**MATERIAL FOR THE TASK**

-- start --

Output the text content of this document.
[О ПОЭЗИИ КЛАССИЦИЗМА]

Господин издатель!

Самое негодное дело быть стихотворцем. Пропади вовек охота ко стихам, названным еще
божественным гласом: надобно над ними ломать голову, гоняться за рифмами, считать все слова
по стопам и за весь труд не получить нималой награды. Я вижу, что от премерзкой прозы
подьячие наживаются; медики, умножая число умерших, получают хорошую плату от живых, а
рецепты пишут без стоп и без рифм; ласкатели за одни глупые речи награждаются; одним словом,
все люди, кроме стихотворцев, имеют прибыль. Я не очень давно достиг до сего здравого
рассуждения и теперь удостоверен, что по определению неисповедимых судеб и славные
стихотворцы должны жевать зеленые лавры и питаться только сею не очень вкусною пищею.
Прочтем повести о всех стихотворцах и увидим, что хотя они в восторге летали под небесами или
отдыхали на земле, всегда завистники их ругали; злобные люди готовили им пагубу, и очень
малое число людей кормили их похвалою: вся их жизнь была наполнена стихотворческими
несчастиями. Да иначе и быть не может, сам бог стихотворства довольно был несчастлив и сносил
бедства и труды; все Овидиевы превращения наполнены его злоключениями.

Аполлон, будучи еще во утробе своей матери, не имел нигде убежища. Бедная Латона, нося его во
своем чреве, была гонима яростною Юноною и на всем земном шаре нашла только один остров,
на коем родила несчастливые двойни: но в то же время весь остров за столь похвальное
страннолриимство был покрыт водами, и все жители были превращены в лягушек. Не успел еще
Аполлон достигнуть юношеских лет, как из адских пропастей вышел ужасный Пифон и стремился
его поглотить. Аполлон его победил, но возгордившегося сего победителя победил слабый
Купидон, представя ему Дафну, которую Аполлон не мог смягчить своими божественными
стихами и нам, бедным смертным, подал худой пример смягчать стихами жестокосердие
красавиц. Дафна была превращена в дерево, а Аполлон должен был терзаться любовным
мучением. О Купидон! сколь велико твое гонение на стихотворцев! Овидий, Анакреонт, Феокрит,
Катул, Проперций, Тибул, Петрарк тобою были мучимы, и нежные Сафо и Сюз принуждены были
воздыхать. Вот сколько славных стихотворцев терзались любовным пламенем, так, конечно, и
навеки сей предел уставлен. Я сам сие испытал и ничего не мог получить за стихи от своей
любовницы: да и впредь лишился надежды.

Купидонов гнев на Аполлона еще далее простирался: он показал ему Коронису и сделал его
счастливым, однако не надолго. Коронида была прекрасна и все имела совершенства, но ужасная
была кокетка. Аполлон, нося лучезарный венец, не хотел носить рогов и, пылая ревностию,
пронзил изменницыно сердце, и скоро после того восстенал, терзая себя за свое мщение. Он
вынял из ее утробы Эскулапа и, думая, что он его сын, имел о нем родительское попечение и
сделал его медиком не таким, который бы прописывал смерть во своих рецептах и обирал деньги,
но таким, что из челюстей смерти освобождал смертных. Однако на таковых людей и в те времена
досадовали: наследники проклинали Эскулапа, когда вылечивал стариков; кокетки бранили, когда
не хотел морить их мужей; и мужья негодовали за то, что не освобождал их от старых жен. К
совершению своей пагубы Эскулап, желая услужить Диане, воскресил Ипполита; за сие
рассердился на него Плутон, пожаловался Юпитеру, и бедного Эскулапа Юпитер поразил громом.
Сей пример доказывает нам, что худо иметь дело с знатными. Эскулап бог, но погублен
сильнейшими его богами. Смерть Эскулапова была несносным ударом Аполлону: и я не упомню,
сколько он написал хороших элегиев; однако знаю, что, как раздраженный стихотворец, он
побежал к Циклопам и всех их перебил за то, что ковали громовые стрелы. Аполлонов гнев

-- end --

**PROBLEM DESCRIPTION**
Exactly reproduce every record.

**SOLVED PROBLEM**
Output the text content of this document.
[О ПОЭЗИИ КЛАССИЦИЗМА]

Господин издатель!

Самое негодное дело быть стихотворцем. Пропади вовек охота ко стихам, названным еще
божественным гласом: надобно над ними ломать голову, гоняться за рифмами, считать все слова
по стопам и за весь труд не получить нималой награды. Я вижу, что от премерзкой прозы
подьячие наживаются; медики, умножая число умерших, получают хорошую плату от живых, а
рецепты пишут без стоп и без рифм; ласкатели за одни глупые речи награждаются; одним словом,
все люди, кроме стихотворцев, имеют прибыль. Я не очень давно достиг до сего здравого
рассуждения и теперь удостоверен, что по определению неисповедимых судеб и славные
стихотворцы должны жевать зеленые лавры и питаться только сею не очень вкусною пищею.
Прочтем повести о всех стихотворцах и увидим, что хотя они в восторге летали под небесами или
отдыхали на земле, всегда завистники их ругали; злобные люди готовили им пагубу, и очень
малое число людей кормили их похвалою: вся их жизнь была наполнена стихотворческими
несчастиями. Да иначе и быть не может, сам бог стихотворства довольно был несчастлив и сносил
бедства и труды; все Овидиевы превращения наполнены его злоключениями.

Аполлон, будучи еще во утробе своей матери, не имел нигде убежища. Бедная Латона, нося его во
своем чреве, была гонима яростною Юноною и на всем земном шаре нашла только один остров,
на коем родила несчастливые двойни: но в то же время весь остров за столь похвальное
страннолриимство был покрыт водами, и все жители были превращены в лягушек. Не успел еще
Аполлон достигнуть юношеских лет, как из адских пропастей вышел ужасный Пифон и стремился
его поглотить. Аполлон его победил, но возгордившегося сего победителя победил слабый
Купидон, представя ему Дафну, которую Аполлон не мог смягчить своими божественными
стихами и нам, бедным смертным, подал худой пример смягчать стихами жестокосердие
красавиц. Дафна была превращена в дерево, а Аполлон должен был терзаться любовным
мучением. О Купидон! сколь велико твое гонение на стихотворцев! Овидий, Анакреонт, Феокрит,
Катул, Проперций, Тибул, Петрарк тобою были мучимы, и нежные Сафо и Сюз принуждены были
воздыхать. Вот сколько славных стихотворцев терзались любовным пламенем, так, конечно, и
навеки сей предел уставлен. Я сам сие испытал и ничего не мог получить за стихи от своей
любовницы: да и впредь лишился надежды.

Купидонов гнев на Аполлона еще далее простирался: он показал ему Коронису и сделал его
счастливым, однако не надолго. Коронида была прекрасна и все имела совершенства, но ужасная
была кокетка. Аполлон, нося лучезарный венец, не хотел носить рогов и, пылая ревностию,
пронзил изменницыно сердце, и скоро после того восстенал, терзая себя за свое мщение. Он
вынял из ее утробы Эскулапа и, думая, что он его сын, имел о нем родительское попечение и
сделал его медиком не таким, который бы прописывал смерть во своих рецептах и обирал деньги,
но таким, что из челюстей смерти освобождал смертных. Однако на таковых людей и в те времена
досадовали: наследники проклинали Эскулапа, когда вылечивал стариков; кокетки бранили, когда
не хотел морить их мужей; и мужья негодовали за то, что не освобождал их от старых жен. К
совершению своей пагубы Эскулап, желая услужить Диане, воскресил Ипполита; за сие
рассердился на него Плутон, пожаловался Юпитеру, и бедного Эскулапа Юпитер поразил громом.
Сей пример доказывает нам, что худо иметь дело с знатными. Эскулап бог, но погублен
сильнейшими его богами. Смерть Эскулапова была несносным ударом Аполлону: и я не упомню,
сколько он написал хороших элегиев; однако знаю, что, как раздраженный стихотворец, он
побежал к Циклопам и всех их перебил за то, что ковали громовые стрелы. Аполлонов гнев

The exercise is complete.